**List of tasks:**
A - From the article about the fighting in Peshawar, list the weapons that the militants who battled police and troops were armed with.
B - Reproduce the passage of the article about the fighting in Peshawar between "Fierce firing broke" and "town of Kamra.", inclusive, word for word.

**Extracted text:**
◇ ◇ ◇

FOUR people have been killed when police and troops battled militants armed with automatic weapons, grenades and mortars in northwest Pakistan's Peshawar, a day after a deadly Taliban raid on the city's airport.

Fierce firing broke out after police acting on an intelligence report tried to storm a building near the airport, where a suicide and rocket attack on Saturday night killed five civilians and the five attackers and wounded 50 other people.

The assault late on Saturday, claimed by the Pakistani Taliban, sparked prolonged gunfire and forced authorities to close the airport, a commercial hub and Pakistan Air Force (PAF) base in Peshawar on the edge of the tribal belt.

It was the second Islamist militant attack in four months on a military air base in nuclear-armed Pakistan. In August 11 people were killed when heavily-armed insurgents wearing suicide vests stormed a facility in the northwestern town of Kamra.

Three militants and a police officer were killed in Sunday's fighting, senior police official Imran Shahid told AFP. Troops also took part in the clashes.

Five insurgents took refuge in the half-built building overnight after the airport attack, Shahid said, and the two survivors were still firing at security forces.

Provincial information minister Mian Iftikhar Hussain confirmed the casualties and said the raid was launched after intelligence reports that militants were hiding in the construction site.

Live television footage showed troops and police entering a street amid gunfire, while an AFP reporter heard fierce firing in the area.

A PAF statement said five attackers were killed on Saturday and no damage was done to air force equipment or personnel.

◇ ◇ ◇

**Dataset extract:**

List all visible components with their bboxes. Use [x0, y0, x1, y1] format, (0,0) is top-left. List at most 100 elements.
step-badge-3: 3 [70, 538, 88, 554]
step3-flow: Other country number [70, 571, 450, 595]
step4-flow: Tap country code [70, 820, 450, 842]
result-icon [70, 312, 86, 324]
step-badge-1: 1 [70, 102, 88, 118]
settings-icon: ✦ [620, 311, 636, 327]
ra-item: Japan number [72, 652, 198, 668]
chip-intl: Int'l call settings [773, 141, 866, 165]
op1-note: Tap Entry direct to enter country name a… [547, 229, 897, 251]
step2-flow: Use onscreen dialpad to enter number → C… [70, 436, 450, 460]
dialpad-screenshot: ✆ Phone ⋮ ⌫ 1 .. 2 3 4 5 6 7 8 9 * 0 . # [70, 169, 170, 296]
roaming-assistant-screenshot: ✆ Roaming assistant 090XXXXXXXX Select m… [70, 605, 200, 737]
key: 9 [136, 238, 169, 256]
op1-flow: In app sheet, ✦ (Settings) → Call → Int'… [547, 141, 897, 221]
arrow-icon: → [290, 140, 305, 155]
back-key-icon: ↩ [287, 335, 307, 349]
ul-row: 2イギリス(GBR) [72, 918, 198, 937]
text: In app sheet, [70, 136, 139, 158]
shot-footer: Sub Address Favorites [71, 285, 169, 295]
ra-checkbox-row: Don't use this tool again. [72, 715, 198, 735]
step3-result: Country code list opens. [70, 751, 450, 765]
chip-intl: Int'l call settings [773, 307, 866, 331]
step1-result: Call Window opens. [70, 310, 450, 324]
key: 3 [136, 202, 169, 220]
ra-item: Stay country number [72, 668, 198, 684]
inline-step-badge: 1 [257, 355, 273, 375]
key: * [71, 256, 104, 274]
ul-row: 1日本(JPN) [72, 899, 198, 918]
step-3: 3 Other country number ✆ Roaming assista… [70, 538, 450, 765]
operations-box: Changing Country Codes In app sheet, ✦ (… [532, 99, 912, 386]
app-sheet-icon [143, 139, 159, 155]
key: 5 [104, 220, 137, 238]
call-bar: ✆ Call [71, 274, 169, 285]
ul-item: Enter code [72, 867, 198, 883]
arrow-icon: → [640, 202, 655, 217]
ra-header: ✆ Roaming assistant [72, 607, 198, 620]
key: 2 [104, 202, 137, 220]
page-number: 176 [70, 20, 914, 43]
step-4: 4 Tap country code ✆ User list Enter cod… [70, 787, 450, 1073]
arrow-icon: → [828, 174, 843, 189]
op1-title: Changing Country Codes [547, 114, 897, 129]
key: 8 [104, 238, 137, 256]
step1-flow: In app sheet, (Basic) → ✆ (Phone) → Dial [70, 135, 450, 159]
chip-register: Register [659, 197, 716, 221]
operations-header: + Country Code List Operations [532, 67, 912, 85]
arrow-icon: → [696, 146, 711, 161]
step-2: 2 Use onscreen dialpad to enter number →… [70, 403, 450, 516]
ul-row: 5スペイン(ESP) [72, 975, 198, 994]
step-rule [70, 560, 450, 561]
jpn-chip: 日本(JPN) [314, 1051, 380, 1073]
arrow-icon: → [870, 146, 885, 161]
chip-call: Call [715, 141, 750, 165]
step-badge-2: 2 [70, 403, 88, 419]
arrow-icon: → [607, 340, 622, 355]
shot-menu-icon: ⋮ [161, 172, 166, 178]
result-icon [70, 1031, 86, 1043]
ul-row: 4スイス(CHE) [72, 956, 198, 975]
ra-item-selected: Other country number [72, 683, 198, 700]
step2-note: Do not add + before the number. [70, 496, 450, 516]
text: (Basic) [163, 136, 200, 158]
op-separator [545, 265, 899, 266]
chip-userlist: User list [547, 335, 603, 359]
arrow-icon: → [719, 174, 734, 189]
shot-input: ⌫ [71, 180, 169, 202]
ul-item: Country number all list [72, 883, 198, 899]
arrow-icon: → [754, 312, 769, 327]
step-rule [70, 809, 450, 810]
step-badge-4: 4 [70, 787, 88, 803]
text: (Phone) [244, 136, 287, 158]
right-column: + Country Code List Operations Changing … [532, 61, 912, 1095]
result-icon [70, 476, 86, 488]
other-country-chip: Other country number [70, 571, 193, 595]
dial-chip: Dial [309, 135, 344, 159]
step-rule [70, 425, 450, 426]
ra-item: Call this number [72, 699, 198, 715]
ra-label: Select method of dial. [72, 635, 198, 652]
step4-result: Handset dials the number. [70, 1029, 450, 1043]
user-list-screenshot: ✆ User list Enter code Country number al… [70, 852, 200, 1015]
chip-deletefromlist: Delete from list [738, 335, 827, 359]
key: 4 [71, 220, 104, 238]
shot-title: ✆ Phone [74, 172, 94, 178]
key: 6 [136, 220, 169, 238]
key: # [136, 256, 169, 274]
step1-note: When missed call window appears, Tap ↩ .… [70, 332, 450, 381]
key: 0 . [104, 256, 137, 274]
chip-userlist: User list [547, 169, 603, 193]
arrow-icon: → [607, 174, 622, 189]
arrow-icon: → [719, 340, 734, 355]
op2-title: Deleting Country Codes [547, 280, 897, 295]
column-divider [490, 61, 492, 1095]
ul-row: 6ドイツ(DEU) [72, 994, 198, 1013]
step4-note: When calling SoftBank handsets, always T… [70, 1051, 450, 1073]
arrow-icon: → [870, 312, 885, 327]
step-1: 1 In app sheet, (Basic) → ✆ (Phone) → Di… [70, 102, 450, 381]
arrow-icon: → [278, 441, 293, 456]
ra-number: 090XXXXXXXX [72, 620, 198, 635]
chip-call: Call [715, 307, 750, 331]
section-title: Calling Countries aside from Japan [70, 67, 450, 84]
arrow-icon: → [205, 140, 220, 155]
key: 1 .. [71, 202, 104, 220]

◇ ◇ ◇

**Task-by-task solutions:**
A - automatic weapons, grenades, mortars

B -
Fierce firing broke out after police acting on an intelligence report tried to storm a building near the airport, where a suicide and rocket attack on Saturday night killed five civilians and the five attackers and wounded 50 other people.

The assault late on Saturday, claimed by the Pakistani Taliban, sparked prolonged gunfire and forced authorities to close the airport, a commercial hub and Pakistan Air Force (PAF) base in Peshawar on the edge of the tribal belt.

It was the second Islamist militant attack in four months on a military air base in nuclear-armed Pakistan. In August 11 people were killed when heavily-armed insurgents wearing suicide vests stormed a facility in the northwestern town of Kamra.